■ **Aim of the exercise**:
How many of the lines below contain "name"? Answer with that number alone.

Records from a collection of figures:
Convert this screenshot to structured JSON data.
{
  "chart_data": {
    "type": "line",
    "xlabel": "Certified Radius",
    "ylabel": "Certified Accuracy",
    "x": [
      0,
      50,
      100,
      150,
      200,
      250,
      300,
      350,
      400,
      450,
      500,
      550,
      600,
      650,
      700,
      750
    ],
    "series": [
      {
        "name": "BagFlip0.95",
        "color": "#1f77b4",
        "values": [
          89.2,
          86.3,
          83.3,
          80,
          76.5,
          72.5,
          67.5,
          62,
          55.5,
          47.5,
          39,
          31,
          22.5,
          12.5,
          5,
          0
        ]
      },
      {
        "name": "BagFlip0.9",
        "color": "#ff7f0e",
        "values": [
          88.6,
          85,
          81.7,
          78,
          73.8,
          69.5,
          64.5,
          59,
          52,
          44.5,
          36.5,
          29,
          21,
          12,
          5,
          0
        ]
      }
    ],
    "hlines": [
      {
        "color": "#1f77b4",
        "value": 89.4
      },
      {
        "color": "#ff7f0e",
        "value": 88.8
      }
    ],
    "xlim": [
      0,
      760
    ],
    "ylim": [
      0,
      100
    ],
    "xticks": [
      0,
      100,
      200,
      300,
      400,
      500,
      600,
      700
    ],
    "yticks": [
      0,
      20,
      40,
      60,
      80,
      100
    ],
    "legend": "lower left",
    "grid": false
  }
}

--

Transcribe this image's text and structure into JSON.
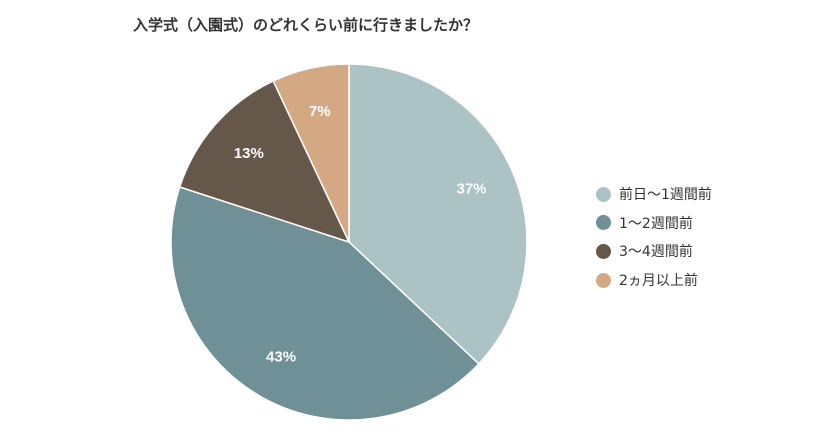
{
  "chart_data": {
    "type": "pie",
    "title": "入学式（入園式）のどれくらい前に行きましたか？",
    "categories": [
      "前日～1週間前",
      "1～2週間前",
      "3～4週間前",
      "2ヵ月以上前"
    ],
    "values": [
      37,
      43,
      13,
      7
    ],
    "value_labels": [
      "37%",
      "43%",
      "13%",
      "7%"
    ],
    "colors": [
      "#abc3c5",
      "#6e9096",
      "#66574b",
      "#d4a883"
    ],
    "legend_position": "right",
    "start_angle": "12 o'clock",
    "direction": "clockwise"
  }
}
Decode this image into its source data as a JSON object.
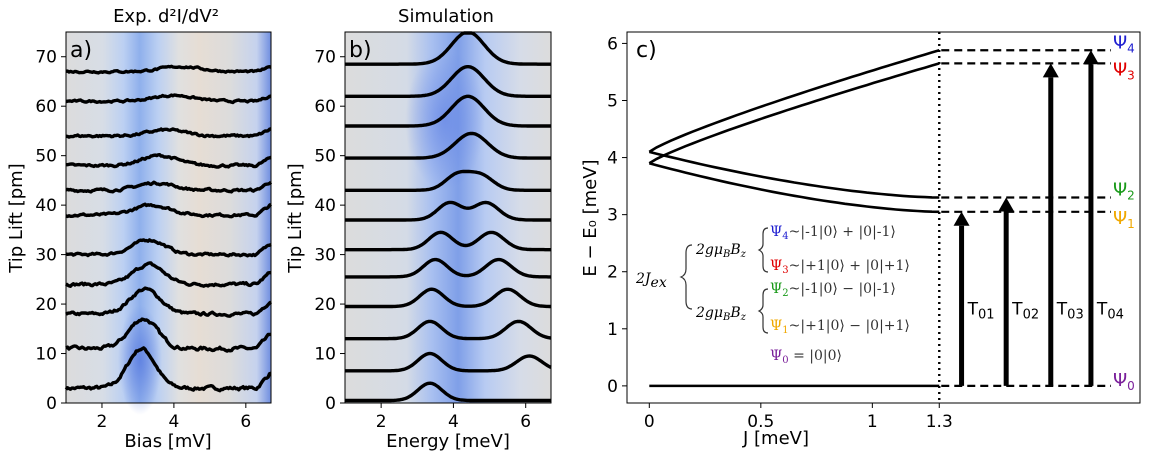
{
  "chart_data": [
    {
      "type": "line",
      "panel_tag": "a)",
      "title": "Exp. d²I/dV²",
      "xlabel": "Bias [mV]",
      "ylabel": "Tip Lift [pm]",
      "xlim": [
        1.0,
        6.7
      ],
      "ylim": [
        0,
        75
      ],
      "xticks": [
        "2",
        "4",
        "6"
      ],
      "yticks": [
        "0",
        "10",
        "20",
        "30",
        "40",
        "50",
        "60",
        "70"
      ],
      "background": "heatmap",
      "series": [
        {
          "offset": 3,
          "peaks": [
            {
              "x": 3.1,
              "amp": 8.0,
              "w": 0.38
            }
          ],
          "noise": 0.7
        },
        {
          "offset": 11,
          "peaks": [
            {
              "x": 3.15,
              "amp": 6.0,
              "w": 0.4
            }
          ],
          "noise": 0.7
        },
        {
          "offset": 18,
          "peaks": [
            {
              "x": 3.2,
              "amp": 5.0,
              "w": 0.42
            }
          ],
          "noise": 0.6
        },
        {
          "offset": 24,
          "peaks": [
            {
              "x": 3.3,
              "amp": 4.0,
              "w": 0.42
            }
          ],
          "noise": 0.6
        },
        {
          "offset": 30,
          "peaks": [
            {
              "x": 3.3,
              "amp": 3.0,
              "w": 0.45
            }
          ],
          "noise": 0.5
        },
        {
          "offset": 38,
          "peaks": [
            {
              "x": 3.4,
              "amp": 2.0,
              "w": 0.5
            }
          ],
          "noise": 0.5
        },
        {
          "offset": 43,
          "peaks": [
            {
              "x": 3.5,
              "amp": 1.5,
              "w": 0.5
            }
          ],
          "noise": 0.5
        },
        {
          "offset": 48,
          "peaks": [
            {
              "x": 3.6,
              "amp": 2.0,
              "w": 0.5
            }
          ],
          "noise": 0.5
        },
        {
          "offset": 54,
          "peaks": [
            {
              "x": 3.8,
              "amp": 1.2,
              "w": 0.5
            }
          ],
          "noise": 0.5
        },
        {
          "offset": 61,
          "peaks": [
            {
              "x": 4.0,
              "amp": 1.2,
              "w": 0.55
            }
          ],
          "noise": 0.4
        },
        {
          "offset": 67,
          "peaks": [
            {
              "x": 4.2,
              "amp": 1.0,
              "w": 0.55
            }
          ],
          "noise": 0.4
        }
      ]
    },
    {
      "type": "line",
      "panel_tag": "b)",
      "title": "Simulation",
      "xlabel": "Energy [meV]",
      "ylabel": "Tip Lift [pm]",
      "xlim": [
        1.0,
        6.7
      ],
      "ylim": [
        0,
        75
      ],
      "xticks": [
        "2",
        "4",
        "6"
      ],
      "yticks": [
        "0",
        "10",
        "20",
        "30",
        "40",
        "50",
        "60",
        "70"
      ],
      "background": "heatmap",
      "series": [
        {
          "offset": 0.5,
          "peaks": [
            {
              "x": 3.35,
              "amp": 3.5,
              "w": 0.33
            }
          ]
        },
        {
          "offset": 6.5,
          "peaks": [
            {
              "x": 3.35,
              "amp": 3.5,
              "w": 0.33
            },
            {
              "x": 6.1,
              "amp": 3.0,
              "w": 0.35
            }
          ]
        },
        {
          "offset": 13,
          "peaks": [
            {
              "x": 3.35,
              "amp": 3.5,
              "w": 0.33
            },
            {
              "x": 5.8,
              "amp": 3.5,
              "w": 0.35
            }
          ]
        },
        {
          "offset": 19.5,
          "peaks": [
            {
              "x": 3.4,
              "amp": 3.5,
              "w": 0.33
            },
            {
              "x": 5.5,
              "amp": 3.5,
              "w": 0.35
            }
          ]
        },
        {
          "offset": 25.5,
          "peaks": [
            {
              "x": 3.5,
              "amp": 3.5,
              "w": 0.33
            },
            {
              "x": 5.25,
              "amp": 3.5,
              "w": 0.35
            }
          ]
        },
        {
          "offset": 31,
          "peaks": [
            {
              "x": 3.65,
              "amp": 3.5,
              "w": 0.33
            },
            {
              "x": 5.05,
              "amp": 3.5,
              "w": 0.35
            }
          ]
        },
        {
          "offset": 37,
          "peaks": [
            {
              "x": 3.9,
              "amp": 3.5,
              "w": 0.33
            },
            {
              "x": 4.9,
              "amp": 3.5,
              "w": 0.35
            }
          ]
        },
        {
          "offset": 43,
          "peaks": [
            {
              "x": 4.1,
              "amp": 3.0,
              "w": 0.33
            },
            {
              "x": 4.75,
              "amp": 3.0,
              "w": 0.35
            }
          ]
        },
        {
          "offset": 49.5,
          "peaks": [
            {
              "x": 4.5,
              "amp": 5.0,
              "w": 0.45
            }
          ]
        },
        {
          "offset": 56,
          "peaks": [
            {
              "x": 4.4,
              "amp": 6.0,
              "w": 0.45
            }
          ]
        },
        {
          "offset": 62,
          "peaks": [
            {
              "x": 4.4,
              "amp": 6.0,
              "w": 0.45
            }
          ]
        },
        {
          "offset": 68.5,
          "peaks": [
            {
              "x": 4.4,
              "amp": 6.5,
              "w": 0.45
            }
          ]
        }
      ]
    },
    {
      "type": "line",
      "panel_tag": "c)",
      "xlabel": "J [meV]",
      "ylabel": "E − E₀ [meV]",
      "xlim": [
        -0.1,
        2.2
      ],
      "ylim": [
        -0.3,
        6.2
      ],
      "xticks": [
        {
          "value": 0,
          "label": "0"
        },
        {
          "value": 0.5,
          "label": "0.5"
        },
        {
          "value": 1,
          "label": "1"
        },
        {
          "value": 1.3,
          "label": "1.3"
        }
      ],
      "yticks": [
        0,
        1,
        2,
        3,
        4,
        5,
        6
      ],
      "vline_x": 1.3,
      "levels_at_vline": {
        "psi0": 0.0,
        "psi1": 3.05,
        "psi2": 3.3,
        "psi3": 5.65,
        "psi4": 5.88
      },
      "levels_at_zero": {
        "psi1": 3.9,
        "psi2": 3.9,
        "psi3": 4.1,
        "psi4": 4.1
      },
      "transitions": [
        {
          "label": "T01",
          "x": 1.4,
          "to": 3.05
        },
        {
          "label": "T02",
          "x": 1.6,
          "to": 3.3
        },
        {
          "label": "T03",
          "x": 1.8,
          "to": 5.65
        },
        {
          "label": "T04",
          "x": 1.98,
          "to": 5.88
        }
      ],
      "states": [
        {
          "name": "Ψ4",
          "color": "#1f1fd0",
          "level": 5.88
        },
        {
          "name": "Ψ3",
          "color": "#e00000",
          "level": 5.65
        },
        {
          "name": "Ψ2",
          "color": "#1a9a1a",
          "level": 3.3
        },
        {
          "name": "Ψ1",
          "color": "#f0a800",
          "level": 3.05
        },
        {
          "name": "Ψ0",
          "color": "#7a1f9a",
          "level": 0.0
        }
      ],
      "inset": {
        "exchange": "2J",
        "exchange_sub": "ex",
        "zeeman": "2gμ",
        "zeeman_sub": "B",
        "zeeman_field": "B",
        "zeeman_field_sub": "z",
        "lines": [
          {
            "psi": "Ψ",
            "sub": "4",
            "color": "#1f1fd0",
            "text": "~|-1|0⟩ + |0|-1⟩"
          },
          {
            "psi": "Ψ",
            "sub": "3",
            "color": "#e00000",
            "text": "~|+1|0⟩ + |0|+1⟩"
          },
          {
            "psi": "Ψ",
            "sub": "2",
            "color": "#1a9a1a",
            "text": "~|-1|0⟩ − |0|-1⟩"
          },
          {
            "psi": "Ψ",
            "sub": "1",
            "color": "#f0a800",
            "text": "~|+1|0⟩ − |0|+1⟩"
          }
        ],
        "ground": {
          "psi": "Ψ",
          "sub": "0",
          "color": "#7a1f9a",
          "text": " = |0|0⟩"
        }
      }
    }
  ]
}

■ **Complete response**:
7